■ **EXERCISE DIRECTIONS**: Leave the pictures aside and write out exactly every line from the one containing "Transcribe the text in this document." through the last line.

---

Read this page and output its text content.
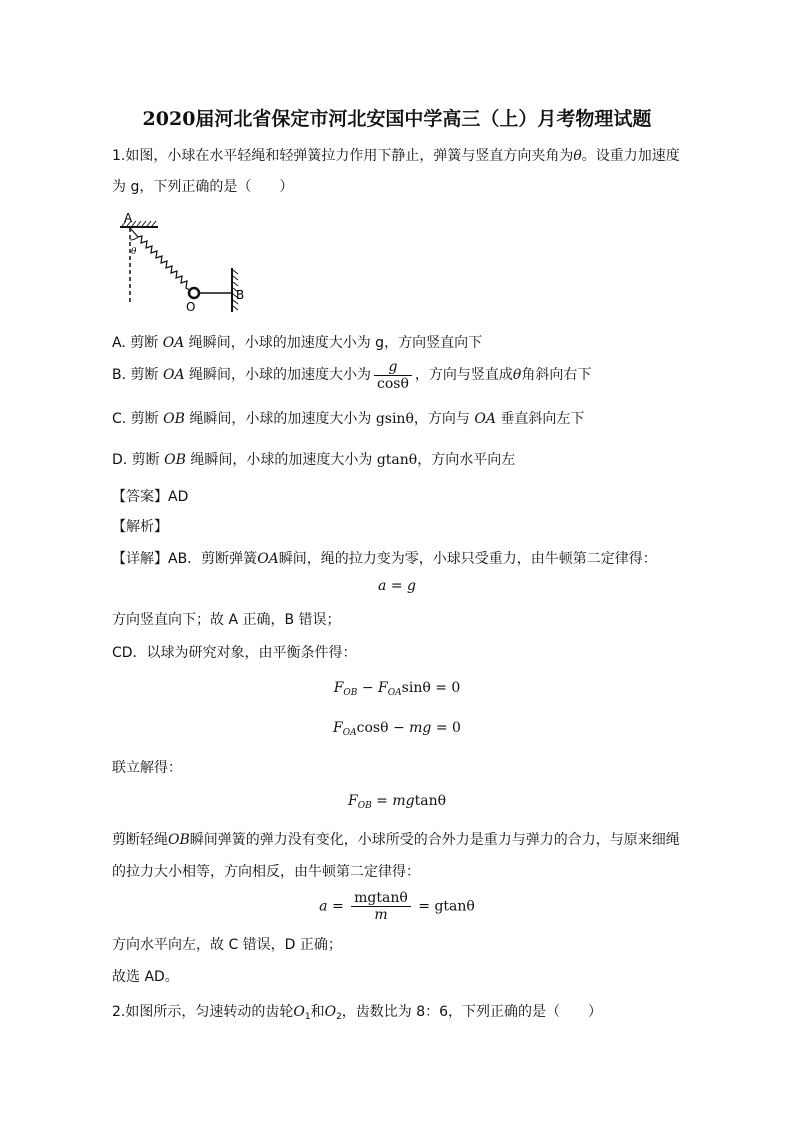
2020届河北省保定市河北安国中学高三（上）月考物理试题
1.如图，小球在水平轻绳和轻弹簧拉力作用下静止，弹簧与竖直方向夹角为θ。设重力加速度
为 g，下列正确的是（　　）
A
θ
O
B
A. 剪断 OA 绳瞬间，小球的加速度大小为 g，方向竖直向下
B. 剪断 OA 绳瞬间，小球的加速度大小为 $\frac{g}{\cos\theta}$ ，方向与竖直成θ角斜向右下
C. 剪断 OB 绳瞬间，小球的加速度大小为 gsinθ，方向与 OA 垂直斜向左下
D. 剪断 OB 绳瞬间，小球的加速度大小为 gtanθ，方向水平向左
【答案】AD
【解析】
【详解】AB．剪断弹簧OA瞬间，绳的拉力变为零，小球只受重力，由牛顿第二定律得：
a = g
方向竖直向下；故 A 正确，B 错误；
CD．以球为研究对象，由平衡条件得：
$F_{OB} - F_{OA}\sin\theta = 0$
$F_{OA}\cos\theta$ − mg = 0
联立解得：
$F_{OB} = mgtan\theta$
剪断轻绳OB瞬间弹簧的弹力没有变化，小球所受的合外力是重力与弹力的合力，与原来细绳
的拉力大小相等，方向相反，由牛顿第二定律得：
$a = \frac{mgtan\theta}{m} = gtan\theta$
方向水平向左，故 C 错误，D 正确；
故选 AD。
2.如图所示，匀速转动的齿轮$O_1$和$O_2$，齿数比为 8：6，下列正确的是（　　）
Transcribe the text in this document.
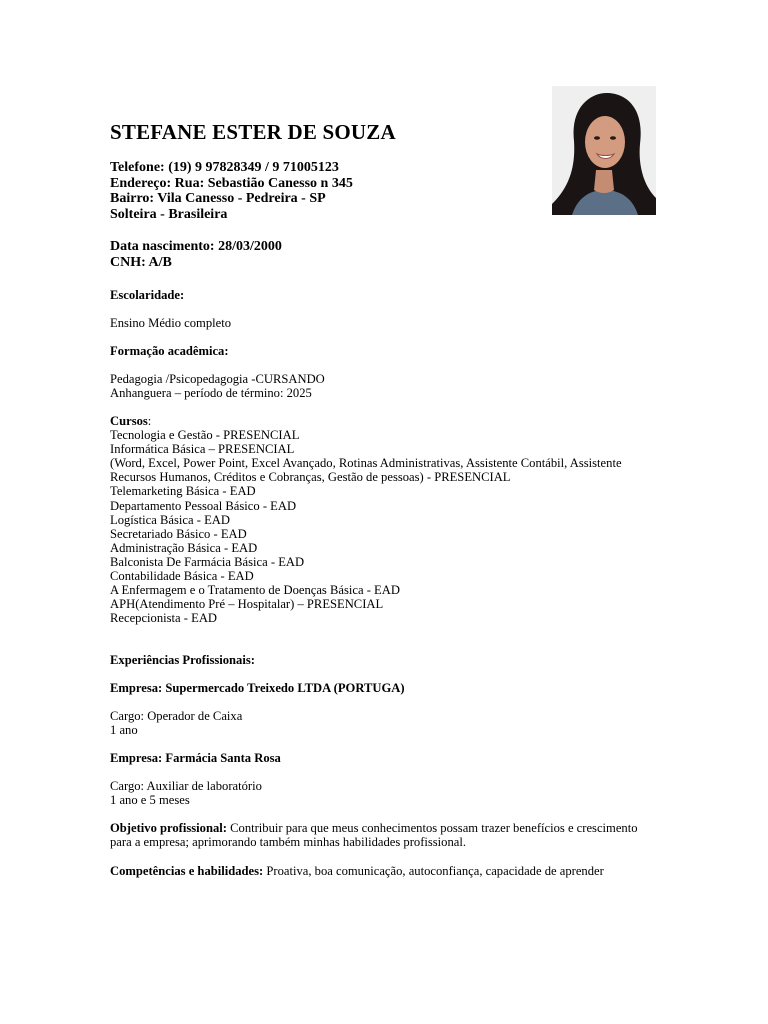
STEFANE ESTER DE SOUZA
Telefone: (19) 9 97828349 / 9 71005123
Endereço: Rua: Sebastião Canesso n 345
Bairro: Vila Canesso - Pedreira - SP
Solteira - Brasileira
Data nascimento: 28/03/2000
CNH: A/B
Escolaridade:
Ensino Médio completo
Formação acadêmica:
Pedagogia /Psicopedagogia -CURSANDO
Anhanguera – período de término: 2025
Cursos:
Tecnologia e Gestão - PRESENCIAL
Informática Básica – PRESENCIAL
(Word, Excel, Power Point, Excel Avançado, Rotinas Administrativas, Assistente Contábil, Assistente
Recursos Humanos, Créditos e Cobranças, Gestão de pessoas) - PRESENCIAL
Telemarketing Básica - EAD
Departamento Pessoal Básico - EAD
Logística Básica - EAD
Secretariado Básico - EAD
Administração Básica - EAD
Balconista De Farmácia Básica - EAD
Contabilidade Básica - EAD
A Enfermagem e o Tratamento de Doenças Básica - EAD
APH(Atendimento Pré – Hospitalar) – PRESENCIAL
Recepcionista - EAD
Experiências Profissionais:
Empresa: Supermercado Treixedo LTDA (PORTUGA)
Cargo: Operador de Caixa
1 ano
Empresa: Farmácia Santa Rosa
Cargo: Auxiliar de laboratório
1 ano e 5 meses
Objetivo profissional: Contribuir para que meus conhecimentos possam trazer benefícios e crescimento
para a empresa; aprimorando também minhas habilidades profissional.
Competências e habilidades: Proativa, boa comunicação, autoconfiança, capacidade de aprender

---

■ **RESPONSE BELOW**:
Transcribe the text in this document.
STEFANE ESTER DE SOUZA
Telefone: (19) 9 97828349 / 9 71005123
Endereço: Rua: Sebastião Canesso n 345
Bairro: Vila Canesso - Pedreira - SP
Solteira - Brasileira
Data nascimento: 28/03/2000
CNH: A/B
Escolaridade:
Ensino Médio completo
Formação acadêmica:
Pedagogia /Psicopedagogia -CURSANDO
Anhanguera – período de término: 2025
Cursos:
Tecnologia e Gestão - PRESENCIAL
Informática Básica – PRESENCIAL
(Word, Excel, Power Point, Excel Avançado, Rotinas Administrativas, Assistente Contábil, Assistente
Recursos Humanos, Créditos e Cobranças, Gestão de pessoas) - PRESENCIAL
Telemarketing Básica - EAD
Departamento Pessoal Básico - EAD
Logística Básica - EAD
Secretariado Básico - EAD
Administração Básica - EAD
Balconista De Farmácia Básica - EAD
Contabilidade Básica - EAD
A Enfermagem e o Tratamento de Doenças Básica - EAD
APH(Atendimento Pré – Hospitalar) – PRESENCIAL
Recepcionista - EAD
Experiências Profissionais:
Empresa: Supermercado Treixedo LTDA (PORTUGA)
Cargo: Operador de Caixa
1 ano
Empresa: Farmácia Santa Rosa
Cargo: Auxiliar de laboratório
1 ano e 5 meses
Objetivo profissional: Contribuir para que meus conhecimentos possam trazer benefícios e crescimento
para a empresa; aprimorando também minhas habilidades profissional.
Competências e habilidades: Proativa, boa comunicação, autoconfiança, capacidade de aprender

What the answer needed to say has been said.